— start Source records —

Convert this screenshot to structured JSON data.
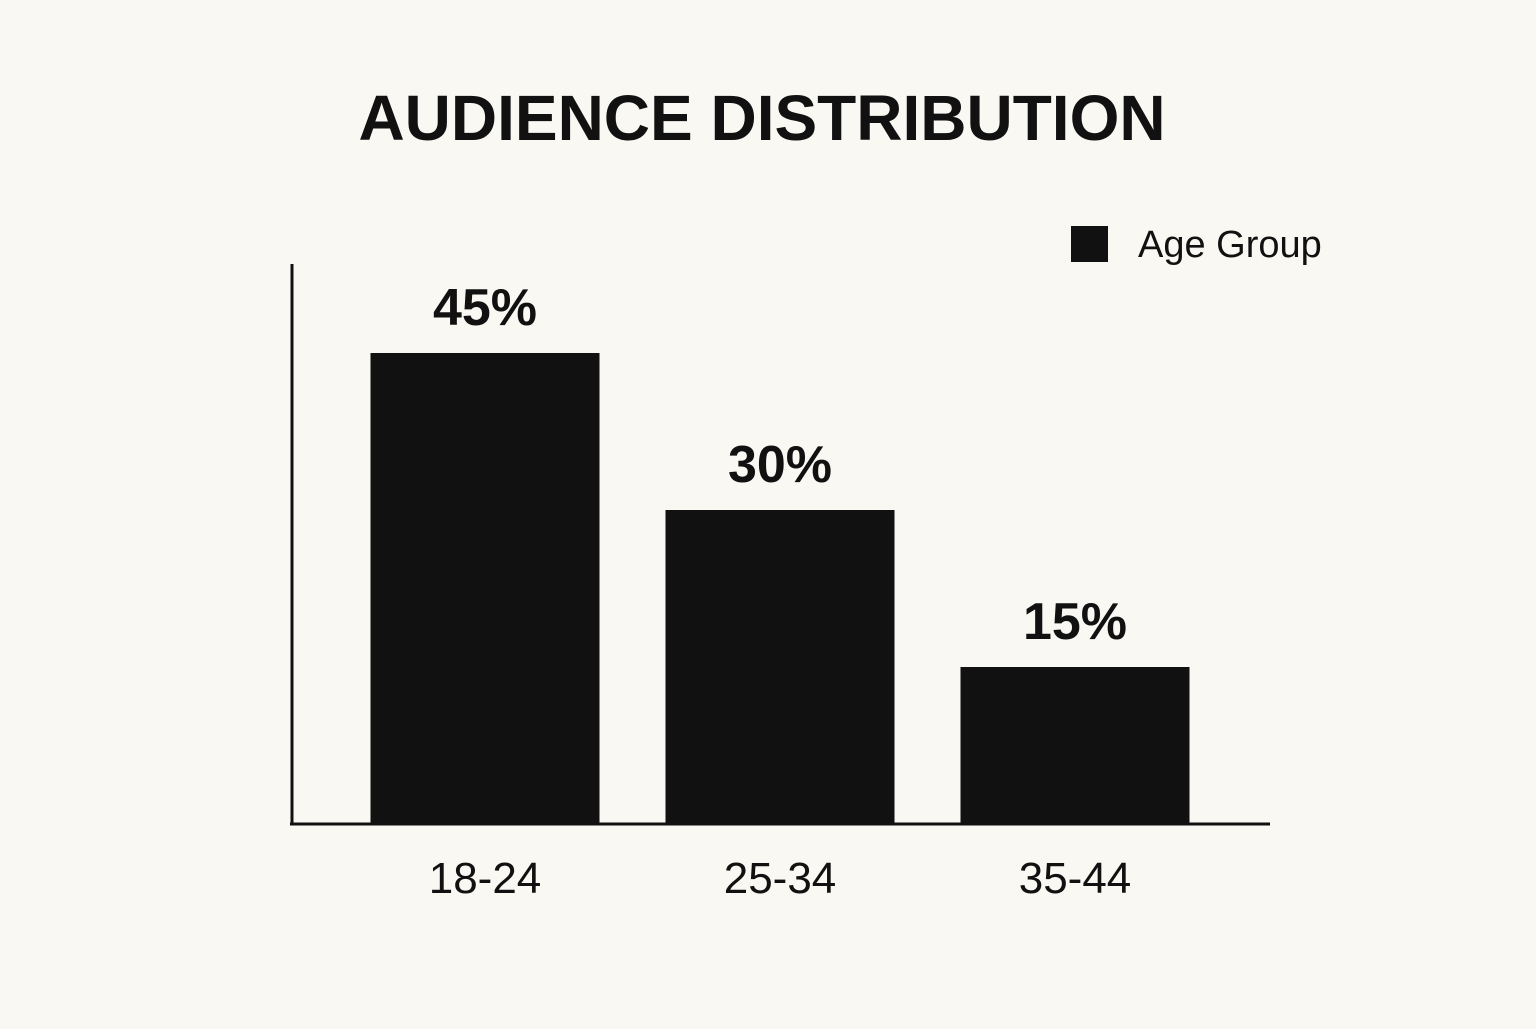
{
  "chart_data": {
    "type": "bar",
    "title": "AUDIENCE DISTRIBUTION",
    "categories": [
      "18-24",
      "25-34",
      "35-44"
    ],
    "values": [
      45,
      30,
      15
    ],
    "value_labels": [
      "45%",
      "30%",
      "15%"
    ],
    "legend": {
      "label": "Age Group",
      "placement": "top-right"
    },
    "bar_color": "#111111",
    "axis_color": "#111111",
    "background_color": "#faf8f3",
    "ylim": [
      0,
      55
    ],
    "grid": false
  }
}
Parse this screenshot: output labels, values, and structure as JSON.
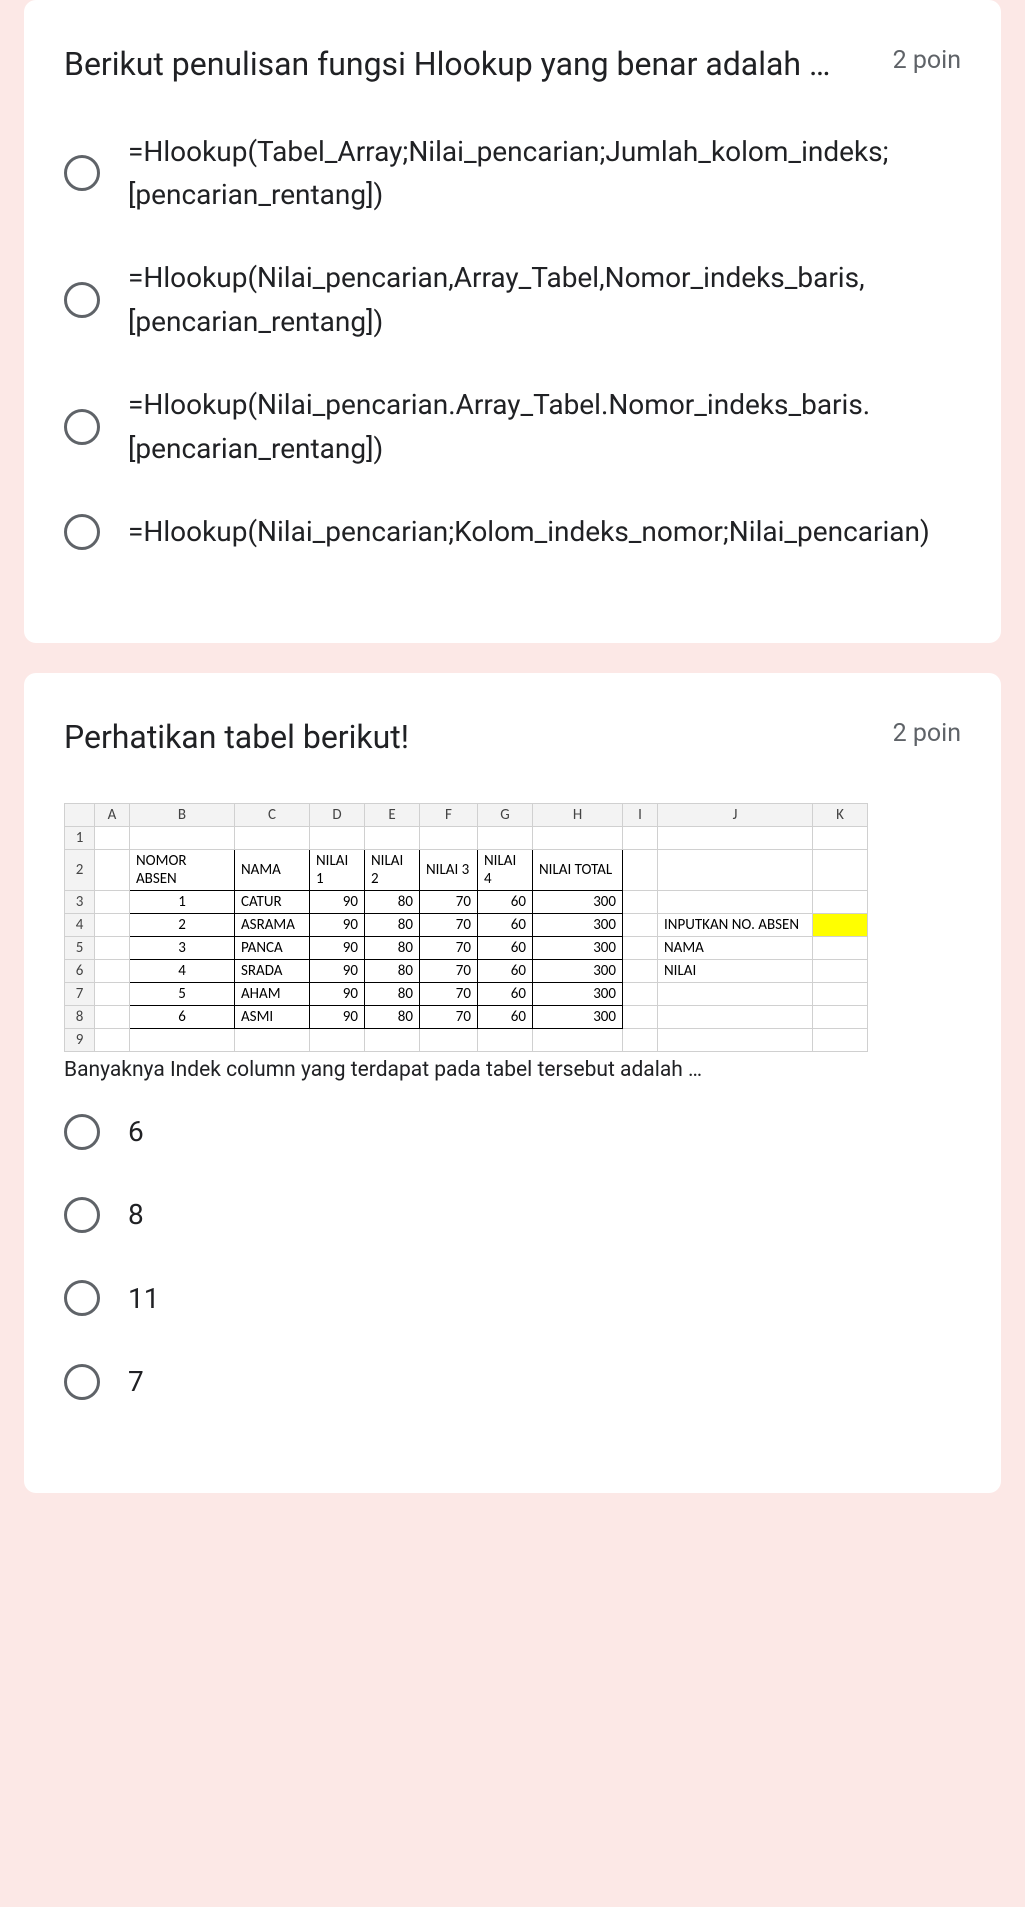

— end Source records —

Stated goal: Print each record exactly as it stands, leaving the images out.

Answer to the task:
Convert this screenshot to structured JSON data.
{
  "chart_data": {
    "type": "bar",
    "title": "AUDIENCE DISTRIBUTION",
    "categories": [
      "18-24",
      "25-34",
      "35-44"
    ],
    "values": [
      45,
      30,
      15
    ],
    "value_labels": [
      "45%",
      "30%",
      "15%"
    ],
    "legend": {
      "label": "Age Group",
      "placement": "top-right"
    },
    "bar_color": "#111111",
    "axis_color": "#111111",
    "background_color": "#faf8f3",
    "ylim": [
      0,
      55
    ],
    "grid": false
  }
}
Parse this screenshot: output labels, values, and structure as JSON.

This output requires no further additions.